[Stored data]
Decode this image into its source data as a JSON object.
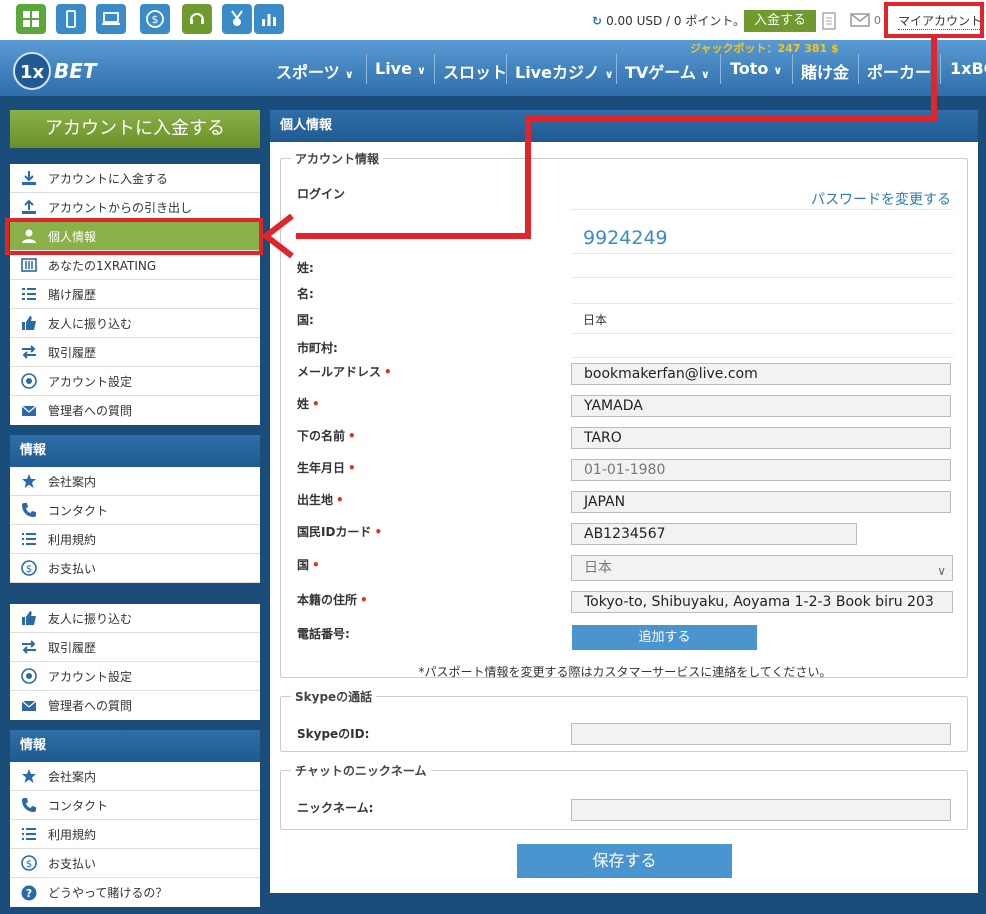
{
  "topbar": {
    "balance": "0.00 USD / 0 ポイント。",
    "deposit_label": "入金する",
    "mail_count": "0",
    "my_account": "マイアカウント"
  },
  "nav": {
    "jackpot": "ジャックポット：247 381 $",
    "items": [
      {
        "label": "スポーツ"
      },
      {
        "label": "Live"
      },
      {
        "label": "スロット"
      },
      {
        "label": "Liveカジノ"
      },
      {
        "label": "TVゲーム"
      },
      {
        "label": "Toto"
      },
      {
        "label": "賭け金"
      },
      {
        "label": "ポーカー"
      },
      {
        "label": "1xBC"
      }
    ]
  },
  "sidebar": {
    "deposit_big": "アカウントに入金する",
    "account_items": [
      {
        "label": "アカウントに入金する",
        "icon": "download-icon"
      },
      {
        "label": "アカウントからの引き出し",
        "icon": "upload-icon"
      },
      {
        "label": "個人情報",
        "icon": "user-icon"
      },
      {
        "label": "あなたの1XRATING",
        "icon": "rating-icon"
      },
      {
        "label": "賭け履歴",
        "icon": "list-icon"
      },
      {
        "label": "友人に振り込む",
        "icon": "thumb-icon"
      },
      {
        "label": "取引履歴",
        "icon": "transfer-icon"
      },
      {
        "label": "アカウント設定",
        "icon": "settings-icon"
      },
      {
        "label": "管理者への質問",
        "icon": "mail-icon"
      }
    ],
    "info_head_1": "情報",
    "info_items_1": [
      {
        "label": "会社案内",
        "icon": "star-icon"
      },
      {
        "label": "コンタクト",
        "icon": "phone-icon"
      },
      {
        "label": "利用規約",
        "icon": "terms-icon"
      },
      {
        "label": "お支払い",
        "icon": "dollar-icon"
      }
    ],
    "extra_items": [
      {
        "label": "友人に振り込む",
        "icon": "thumb-icon"
      },
      {
        "label": "取引履歴",
        "icon": "transfer-icon"
      },
      {
        "label": "アカウント設定",
        "icon": "settings-icon"
      },
      {
        "label": "管理者への質問",
        "icon": "mail-icon"
      }
    ],
    "info_head_2": "情報",
    "info_items_2": [
      {
        "label": "会社案内",
        "icon": "star-icon"
      },
      {
        "label": "コンタクト",
        "icon": "phone-icon"
      },
      {
        "label": "利用規約",
        "icon": "terms-icon"
      },
      {
        "label": "お支払い",
        "icon": "dollar-icon"
      },
      {
        "label": "どうやって賭けるの？",
        "icon": "question-icon"
      }
    ]
  },
  "main": {
    "title": "個人情報",
    "account_group": "アカウント情報",
    "login_label": "ログイン",
    "password_change": "パスワードを変更する",
    "account_number": "9924249",
    "labels": {
      "last_name": "姓:",
      "first_name": "名:",
      "country": "国:",
      "city": "市町村:",
      "email": "メールアドレス",
      "surname": "姓",
      "given_name": "下の名前",
      "birthdate": "生年月日",
      "birthplace": "出生地",
      "id_card": "国民IDカード",
      "country2": "国",
      "address": "本籍の住所",
      "phone": "電話番号:"
    },
    "values": {
      "country": "日本",
      "email": "bookmakerfan@live.com",
      "surname": "YAMADA",
      "given_name": "TARO",
      "birthdate": "01-01-1980",
      "birthplace": "JAPAN",
      "id_card": "AB1234567",
      "country2": "日本",
      "address": "Tokyo-to, Shibuyaku, Aoyama 1-2-3 Book biru 203"
    },
    "add_button": "追加する",
    "note": "*パスポート情報を変更する際はカスタマーサービスに連絡をしてください。",
    "skype_group": "Skypeの通話",
    "skype_label": "SkypeのID:",
    "chat_group": "チャットのニックネーム",
    "nickname_label": "ニックネーム:",
    "save_button": "保存する"
  }
}
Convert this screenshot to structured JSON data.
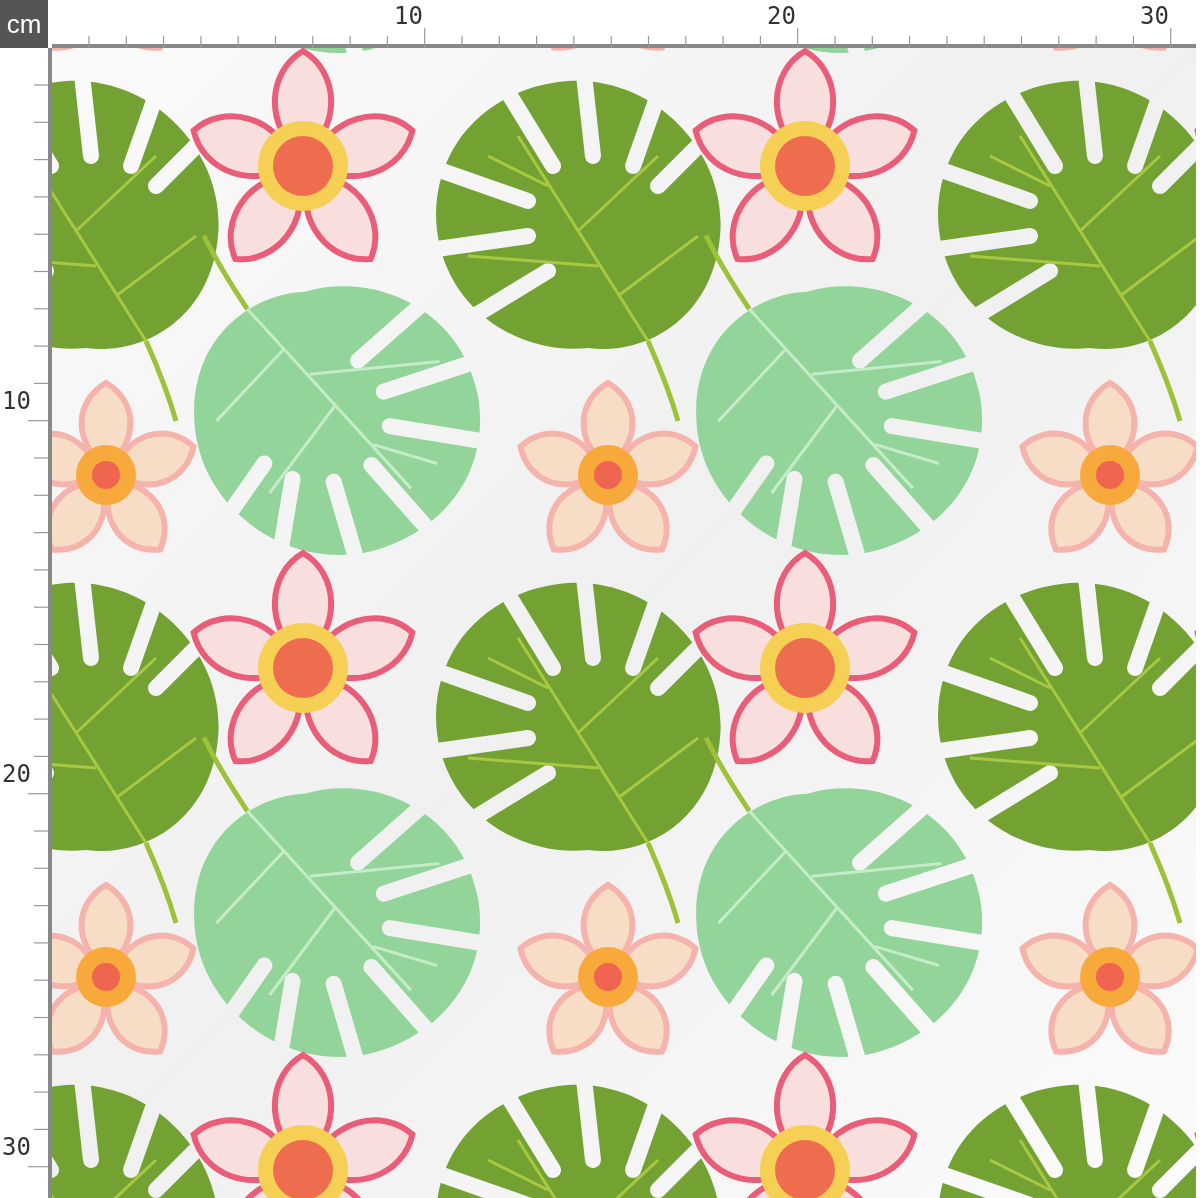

TASK TO CARRY OUT: From the material above, reproduce everything verbatim except the pictures.

OUTPUT OF THE TASK:
Decode this image into its source data as a JSON object.
{
  "topbar": {
    "balance": "0.00 USD / 0 ポイント。",
    "deposit_label": "入金する",
    "mail_count": "0",
    "my_account": "マイアカウント"
  },
  "nav": {
    "jackpot": "ジャックポット：247 381 $",
    "items": [
      {
        "label": "スポーツ"
      },
      {
        "label": "Live"
      },
      {
        "label": "スロット"
      },
      {
        "label": "Liveカジノ"
      },
      {
        "label": "TVゲーム"
      },
      {
        "label": "Toto"
      },
      {
        "label": "賭け金"
      },
      {
        "label": "ポーカー"
      },
      {
        "label": "1xBC"
      }
    ]
  },
  "sidebar": {
    "deposit_big": "アカウントに入金する",
    "account_items": [
      {
        "label": "アカウントに入金する",
        "icon": "download-icon"
      },
      {
        "label": "アカウントからの引き出し",
        "icon": "upload-icon"
      },
      {
        "label": "個人情報",
        "icon": "user-icon"
      },
      {
        "label": "あなたの1XRATING",
        "icon": "rating-icon"
      },
      {
        "label": "賭け履歴",
        "icon": "list-icon"
      },
      {
        "label": "友人に振り込む",
        "icon": "thumb-icon"
      },
      {
        "label": "取引履歴",
        "icon": "transfer-icon"
      },
      {
        "label": "アカウント設定",
        "icon": "settings-icon"
      },
      {
        "label": "管理者への質問",
        "icon": "mail-icon"
      }
    ],
    "info_head_1": "情報",
    "info_items_1": [
      {
        "label": "会社案内",
        "icon": "star-icon"
      },
      {
        "label": "コンタクト",
        "icon": "phone-icon"
      },
      {
        "label": "利用規約",
        "icon": "terms-icon"
      },
      {
        "label": "お支払い",
        "icon": "dollar-icon"
      }
    ],
    "extra_items": [
      {
        "label": "友人に振り込む",
        "icon": "thumb-icon"
      },
      {
        "label": "取引履歴",
        "icon": "transfer-icon"
      },
      {
        "label": "アカウント設定",
        "icon": "settings-icon"
      },
      {
        "label": "管理者への質問",
        "icon": "mail-icon"
      }
    ],
    "info_head_2": "情報",
    "info_items_2": [
      {
        "label": "会社案内",
        "icon": "star-icon"
      },
      {
        "label": "コンタクト",
        "icon": "phone-icon"
      },
      {
        "label": "利用規約",
        "icon": "terms-icon"
      },
      {
        "label": "お支払い",
        "icon": "dollar-icon"
      },
      {
        "label": "どうやって賭けるの？",
        "icon": "question-icon"
      }
    ]
  },
  "main": {
    "title": "個人情報",
    "account_group": "アカウント情報",
    "login_label": "ログイン",
    "password_change": "パスワードを変更する",
    "account_number": "9924249",
    "labels": {
      "last_name": "姓:",
      "first_name": "名:",
      "country": "国:",
      "city": "市町村:",
      "email": "メールアドレス",
      "surname": "姓",
      "given_name": "下の名前",
      "birthdate": "生年月日",
      "birthplace": "出生地",
      "id_card": "国民IDカード",
      "country2": "国",
      "address": "本籍の住所",
      "phone": "電話番号:"
    },
    "values": {
      "country": "日本",
      "email": "bookmakerfan@live.com",
      "surname": "YAMADA",
      "given_name": "TARO",
      "birthdate": "01-01-1980",
      "birthplace": "JAPAN",
      "id_card": "AB1234567",
      "country2": "日本",
      "address": "Tokyo-to, Shibuyaku, Aoyama 1-2-3 Book biru 203"
    },
    "add_button": "追加する",
    "note": "*パスポート情報を変更する際はカスタマーサービスに連絡をしてください。",
    "skype_group": "Skypeの通話",
    "skype_label": "SkypeのID:",
    "chat_group": "チャットのニックネーム",
    "nickname_label": "ニックネーム:",
    "save_button": "保存する"
  }
}
Convert this screenshot to structured JSON data.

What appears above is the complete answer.